**PROVIDED DATA:**
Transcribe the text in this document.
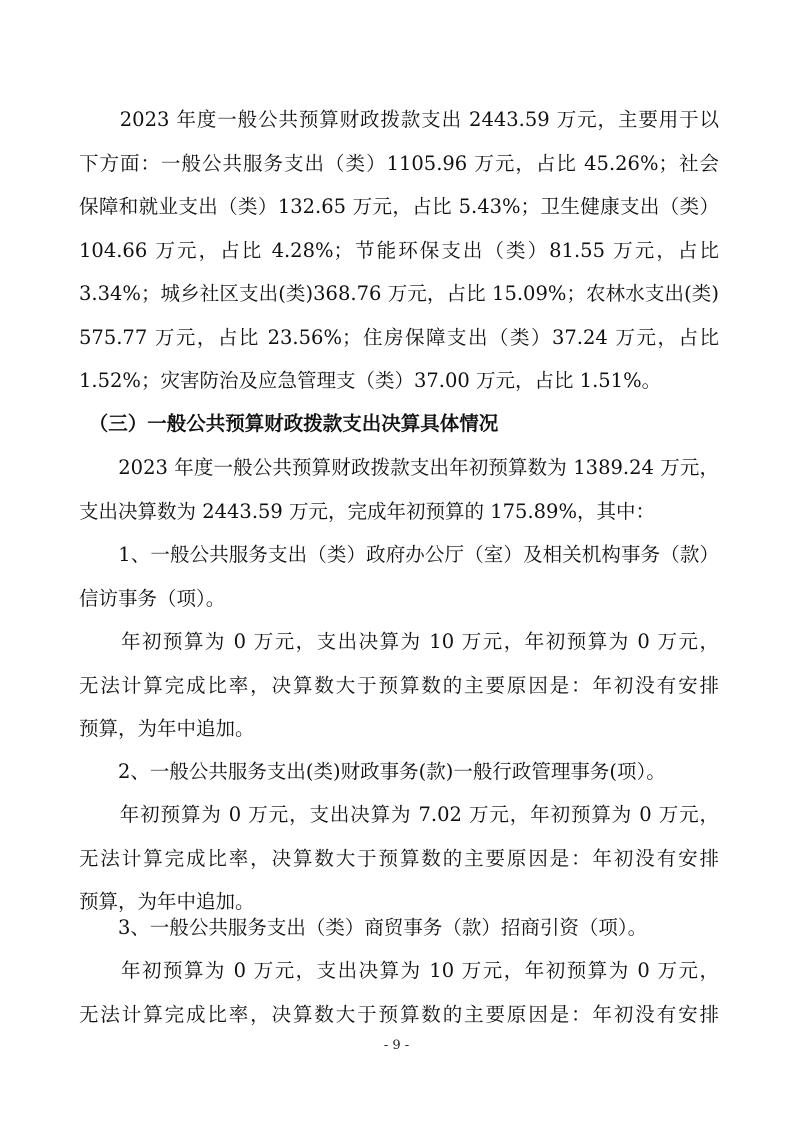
　　2023 年度一般公共预算财政拨款支出 2443.59 万元，主要用于以
下方面：一般公共服务支出（类）1105.96 万元，占比 45.26%；社会
保障和就业支出（类）132.65 万元，占比 5.43%；卫生健康支出（类）
104.66 万元，占比 4.28%；节能环保支出（类）81.55 万元，占比
3.34%；城乡社区支出(类)368.76 万元，占比 15.09%；农林水支出(类)
575.77 万元，占比 23.56%；住房保障支出（类）37.24 万元，占比
1.52%；灾害防治及应急管理支（类）37.00 万元，占比 1.51%。
　（三）一般公共预算财政拨款支出决算具体情况
　　2023 年度一般公共预算财政拨款支出年初预算数为 1389.24 万元，
支出决算数为 2443.59 万元，完成年初预算的 175.89%，其中：
　　1、一般公共服务支出（类）政府办公厅（室）及相关机构事务（款）
信访事务（项）。
　　年初预算为 0 万元，支出决算为 10 万元，年初预算为 0 万元，
无法计算完成比率，决算数大于预算数的主要原因是：年初没有安排
预算，为年中追加。
　　2、一般公共服务支出(类)财政事务(款)一般行政管理事务(项）。
　　年初预算为 0 万元，支出决算为 7.02 万元，年初预算为 0 万元，
无法计算完成比率，决算数大于预算数的主要原因是：年初没有安排
预算，为年中追加。
　　3、一般公共服务支出（类）商贸事务（款）招商引资（项）。
　　年初预算为 0 万元，支出决算为 10 万元，年初预算为 0 万元，
无法计算完成比率，决算数大于预算数的主要原因是：年初没有安排
- 9 -
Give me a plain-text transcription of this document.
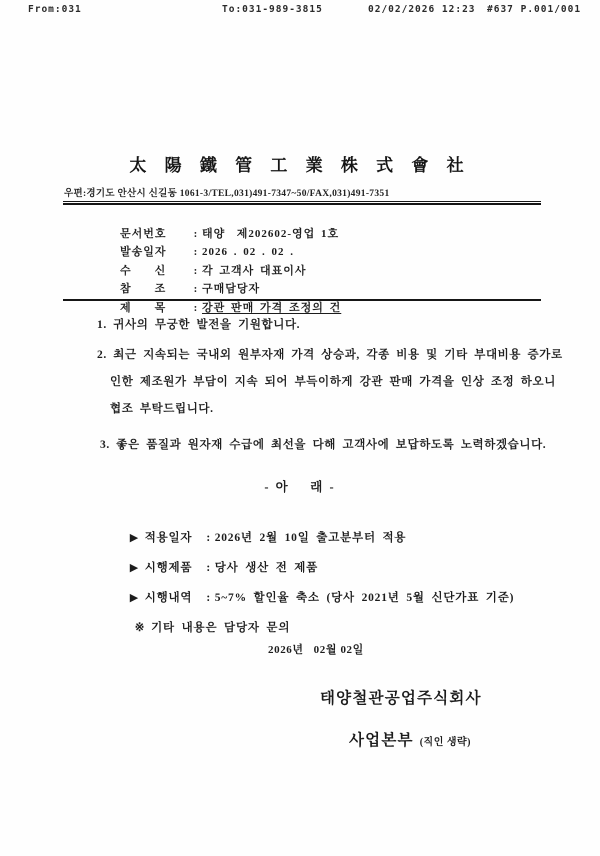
From:031	To:031-989-3815	02/02/2026 12:23 #637 P.001/001
太 陽 鐵 管 工 業 株 式 會 社
우편:경기도 안산시 신길동 1061-3/TEL,031)491-7347~50/FAX,031)491-7351

문서번호 : 태양  제202602-영업 1호

발송일자 : 2026 . 02 . 02 .

수    신 : 각 고객사 대표이사

참    조 : 구매담당자

제    목 : 강관 판매 가격 조정의 건

1. 귀사의 무궁한 발전을 기원합니다.
2. 최근 지속되는 국내외 원부자재 가격 상승과, 각종 비용 및 기타 부대비용 증가로
인한 제조원가 부담이 지속 되어 부득이하게 강관 판매 가격을 인상 조정 하오니
협조 부탁드립니다.
3. 좋은 품질과 원자재 수급에 최선을 다해 고객사에 보답하도록 노력하겠습니다.
- 아    래 -

▶ 적용일자 : 2026년 2월 10일 출고분부터 적용

▶ 시행제품 : 당사 생산 전 제품

▶ 시행내역 : 5~7% 할인율 축소 (당사 2021년 5월 신단가표 기준)

※ 기타 내용은 담당자 문의

2026년   02월 02일
태양철관공업주식회사

사업본부 (직인 생략)
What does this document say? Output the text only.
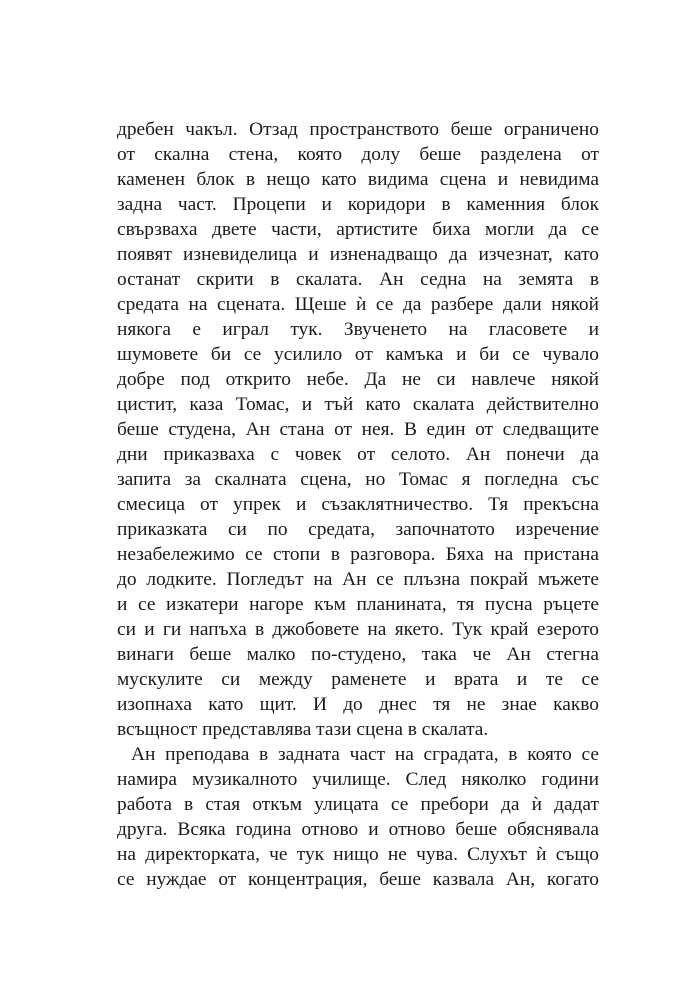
дребен чакъл. Отзад пространството беше ограничено
от скална стена, която долу беше разделена от
каменен блок в нещо като видима сцена и невидима
задна част. Процепи и коридори в каменния блок
свързваха двете части, артистите биха могли да се
появят изневиделица и изненадващо да изчезнат, като
останат скрити в скалата. Ан седна на земята в
средата на сцената. Щеше ѝ се да разбере дали някой
някога е играл тук. Звученето на гласовете и
шумовете би се усилило от камъка и би се чувало
добре под открито небе. Да не си навлече някой
цистит, каза Томас, и тъй като скалата действително
беше студена, Ан стана от нея. В един от следващите
дни приказваха с човек от селото. Ан понечи да
запита за скалната сцена, но Томас я погледна със
смесица от упрек и съзаклятничество. Тя прекъсна
приказката си по средата, започнатото изречение
незабележимо се стопи в разговора. Бяха на пристана
до лодките. Погледът на Ан се плъзна покрай мъжете
и се изкатери нагоре към планината, тя пусна ръцете
си и ги напъха в джобовете на якето. Тук край езерото
винаги беше малко по-студено, така че Ан стегна
мускулите си между раменете и врата и те се
изопнаха като щит. И до днес тя не знае какво
всъщност представлява тази сцена в скалата.
Ан преподава в задната част на сградата, в която се
намира музикалното училище. След няколко години
работа в стая откъм улицата се пребори да ѝ дадат
друга. Всяка година отново и отново беше обяснявала
на директорката, че тук нищо не чува. Слухът ѝ също
се нуждае от концентрация, беше казвала Ан, когато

**TASK OBJECTIVE:**
Find the word "средата" in the data and show each line that holds it.

**FULL ANSWER:**
средата на сцената. Щеше ѝ се да разбере дали някой
приказката си по средата, започнатото изречение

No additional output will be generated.